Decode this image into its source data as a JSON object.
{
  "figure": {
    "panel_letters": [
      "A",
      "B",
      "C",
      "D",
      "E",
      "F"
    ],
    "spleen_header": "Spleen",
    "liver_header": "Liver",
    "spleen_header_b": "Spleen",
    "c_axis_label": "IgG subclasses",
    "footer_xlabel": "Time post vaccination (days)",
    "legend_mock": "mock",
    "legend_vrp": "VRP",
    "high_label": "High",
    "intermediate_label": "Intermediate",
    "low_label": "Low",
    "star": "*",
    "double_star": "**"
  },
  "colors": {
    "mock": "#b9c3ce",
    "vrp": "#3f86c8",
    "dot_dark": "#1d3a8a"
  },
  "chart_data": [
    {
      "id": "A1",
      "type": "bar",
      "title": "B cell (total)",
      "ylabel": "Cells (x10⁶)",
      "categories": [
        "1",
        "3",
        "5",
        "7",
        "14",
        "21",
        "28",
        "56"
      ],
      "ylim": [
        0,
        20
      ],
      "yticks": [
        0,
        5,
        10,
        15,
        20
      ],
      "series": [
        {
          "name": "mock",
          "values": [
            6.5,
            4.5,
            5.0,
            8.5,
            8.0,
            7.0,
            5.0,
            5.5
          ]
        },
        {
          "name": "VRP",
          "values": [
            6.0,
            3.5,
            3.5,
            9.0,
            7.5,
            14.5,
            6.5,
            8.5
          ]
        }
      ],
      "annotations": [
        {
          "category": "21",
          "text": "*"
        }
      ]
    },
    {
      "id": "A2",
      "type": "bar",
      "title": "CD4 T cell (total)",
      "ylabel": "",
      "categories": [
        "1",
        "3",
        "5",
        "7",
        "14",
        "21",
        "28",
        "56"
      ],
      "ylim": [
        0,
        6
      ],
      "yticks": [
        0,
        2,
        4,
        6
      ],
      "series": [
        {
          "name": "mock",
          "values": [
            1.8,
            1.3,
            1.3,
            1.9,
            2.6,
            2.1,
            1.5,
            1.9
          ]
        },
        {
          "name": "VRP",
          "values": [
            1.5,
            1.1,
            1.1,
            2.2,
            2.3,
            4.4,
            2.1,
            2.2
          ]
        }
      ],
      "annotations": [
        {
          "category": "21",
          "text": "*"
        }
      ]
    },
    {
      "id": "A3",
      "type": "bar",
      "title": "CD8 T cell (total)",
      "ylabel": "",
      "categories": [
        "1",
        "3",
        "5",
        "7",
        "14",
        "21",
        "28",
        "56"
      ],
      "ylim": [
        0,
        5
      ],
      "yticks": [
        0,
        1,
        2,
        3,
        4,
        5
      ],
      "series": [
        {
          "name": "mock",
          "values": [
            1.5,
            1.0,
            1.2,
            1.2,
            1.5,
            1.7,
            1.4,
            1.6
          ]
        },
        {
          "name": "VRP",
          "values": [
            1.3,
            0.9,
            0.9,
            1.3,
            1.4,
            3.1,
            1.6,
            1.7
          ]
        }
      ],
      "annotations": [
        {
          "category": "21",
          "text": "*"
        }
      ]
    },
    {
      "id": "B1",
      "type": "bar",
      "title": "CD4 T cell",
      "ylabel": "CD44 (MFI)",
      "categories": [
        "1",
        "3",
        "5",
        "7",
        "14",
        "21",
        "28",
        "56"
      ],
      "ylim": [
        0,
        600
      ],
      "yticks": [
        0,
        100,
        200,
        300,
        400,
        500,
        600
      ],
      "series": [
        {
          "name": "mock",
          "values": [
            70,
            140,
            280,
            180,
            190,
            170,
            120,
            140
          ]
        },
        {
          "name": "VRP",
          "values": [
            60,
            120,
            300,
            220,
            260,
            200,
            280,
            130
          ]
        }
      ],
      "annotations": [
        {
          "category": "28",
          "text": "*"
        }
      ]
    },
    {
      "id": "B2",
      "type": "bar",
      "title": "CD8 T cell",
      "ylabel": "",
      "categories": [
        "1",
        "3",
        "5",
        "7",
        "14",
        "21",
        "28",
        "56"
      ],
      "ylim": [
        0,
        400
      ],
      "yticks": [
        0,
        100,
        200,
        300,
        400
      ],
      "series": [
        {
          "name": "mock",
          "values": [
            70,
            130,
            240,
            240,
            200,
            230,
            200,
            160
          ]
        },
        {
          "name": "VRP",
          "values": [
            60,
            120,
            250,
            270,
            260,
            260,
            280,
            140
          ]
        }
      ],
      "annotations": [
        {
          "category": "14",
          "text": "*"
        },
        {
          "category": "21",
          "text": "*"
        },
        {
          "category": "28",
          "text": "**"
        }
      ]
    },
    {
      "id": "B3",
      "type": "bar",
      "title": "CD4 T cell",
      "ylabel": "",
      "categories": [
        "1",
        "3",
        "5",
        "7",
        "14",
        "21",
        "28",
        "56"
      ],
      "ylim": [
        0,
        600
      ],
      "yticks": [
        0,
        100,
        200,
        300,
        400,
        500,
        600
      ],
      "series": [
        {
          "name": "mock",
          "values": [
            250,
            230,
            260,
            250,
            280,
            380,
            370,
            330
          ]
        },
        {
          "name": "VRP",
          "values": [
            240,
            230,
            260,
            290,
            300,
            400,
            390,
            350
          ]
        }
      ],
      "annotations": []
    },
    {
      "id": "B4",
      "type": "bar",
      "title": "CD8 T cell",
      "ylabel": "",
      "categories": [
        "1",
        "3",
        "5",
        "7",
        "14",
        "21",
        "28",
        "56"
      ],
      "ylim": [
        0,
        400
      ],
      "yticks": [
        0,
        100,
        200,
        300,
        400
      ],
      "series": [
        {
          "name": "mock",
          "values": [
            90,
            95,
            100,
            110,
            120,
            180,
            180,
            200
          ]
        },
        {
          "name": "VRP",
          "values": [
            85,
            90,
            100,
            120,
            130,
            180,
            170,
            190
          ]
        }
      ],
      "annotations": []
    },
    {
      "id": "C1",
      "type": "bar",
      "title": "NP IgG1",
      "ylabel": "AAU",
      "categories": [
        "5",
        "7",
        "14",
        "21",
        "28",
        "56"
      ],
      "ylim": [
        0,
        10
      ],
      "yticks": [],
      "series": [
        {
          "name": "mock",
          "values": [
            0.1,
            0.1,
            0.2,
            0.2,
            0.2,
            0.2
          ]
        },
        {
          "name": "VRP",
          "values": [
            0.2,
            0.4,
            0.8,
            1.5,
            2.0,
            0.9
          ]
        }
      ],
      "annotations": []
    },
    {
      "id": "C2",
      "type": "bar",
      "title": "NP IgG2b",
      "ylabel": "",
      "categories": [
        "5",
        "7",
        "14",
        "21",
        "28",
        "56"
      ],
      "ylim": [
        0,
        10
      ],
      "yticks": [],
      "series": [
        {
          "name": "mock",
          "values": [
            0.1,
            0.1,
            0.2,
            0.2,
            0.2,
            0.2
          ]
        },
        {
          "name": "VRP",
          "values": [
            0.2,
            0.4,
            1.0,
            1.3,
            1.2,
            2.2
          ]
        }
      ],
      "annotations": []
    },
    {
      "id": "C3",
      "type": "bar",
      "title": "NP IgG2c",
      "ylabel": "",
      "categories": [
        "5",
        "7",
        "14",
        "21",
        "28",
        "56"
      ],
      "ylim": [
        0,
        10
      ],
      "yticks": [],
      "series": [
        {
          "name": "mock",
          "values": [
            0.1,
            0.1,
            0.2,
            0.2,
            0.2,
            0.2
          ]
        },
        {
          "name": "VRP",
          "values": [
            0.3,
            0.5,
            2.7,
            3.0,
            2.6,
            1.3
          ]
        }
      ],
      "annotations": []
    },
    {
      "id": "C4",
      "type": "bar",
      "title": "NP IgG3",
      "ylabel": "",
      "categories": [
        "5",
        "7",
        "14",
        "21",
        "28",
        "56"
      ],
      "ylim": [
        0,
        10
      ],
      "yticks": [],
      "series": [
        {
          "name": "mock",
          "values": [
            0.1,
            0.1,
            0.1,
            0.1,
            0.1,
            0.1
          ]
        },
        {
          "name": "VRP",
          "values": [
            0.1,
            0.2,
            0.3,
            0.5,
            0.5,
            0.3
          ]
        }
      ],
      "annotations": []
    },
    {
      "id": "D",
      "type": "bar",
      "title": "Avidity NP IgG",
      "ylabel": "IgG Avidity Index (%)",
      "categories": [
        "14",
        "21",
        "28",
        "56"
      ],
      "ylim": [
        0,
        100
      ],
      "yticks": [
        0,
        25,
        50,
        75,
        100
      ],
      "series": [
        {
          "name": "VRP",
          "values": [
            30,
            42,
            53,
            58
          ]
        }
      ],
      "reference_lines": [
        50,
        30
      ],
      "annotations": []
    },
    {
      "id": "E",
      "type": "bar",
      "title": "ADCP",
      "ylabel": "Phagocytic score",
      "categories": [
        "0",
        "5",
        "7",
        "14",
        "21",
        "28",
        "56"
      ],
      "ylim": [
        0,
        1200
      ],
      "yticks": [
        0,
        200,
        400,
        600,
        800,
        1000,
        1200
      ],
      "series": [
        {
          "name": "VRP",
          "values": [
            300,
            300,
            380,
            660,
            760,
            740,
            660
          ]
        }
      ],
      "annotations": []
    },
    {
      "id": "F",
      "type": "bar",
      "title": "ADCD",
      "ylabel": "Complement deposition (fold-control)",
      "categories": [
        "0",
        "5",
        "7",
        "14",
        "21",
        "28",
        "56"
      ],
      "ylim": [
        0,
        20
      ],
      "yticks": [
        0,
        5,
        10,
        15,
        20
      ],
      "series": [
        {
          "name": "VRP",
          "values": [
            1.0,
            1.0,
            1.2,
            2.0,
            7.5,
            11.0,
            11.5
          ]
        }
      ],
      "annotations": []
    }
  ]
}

※

* [GIVEN PROBLEM]: Show every line of the records above that contains the word "total".

* [TASK ANSWER]:
      "title": "B cell (total)",
      "title": "CD4 T cell (total)",
      "title": "CD8 T cell (total)",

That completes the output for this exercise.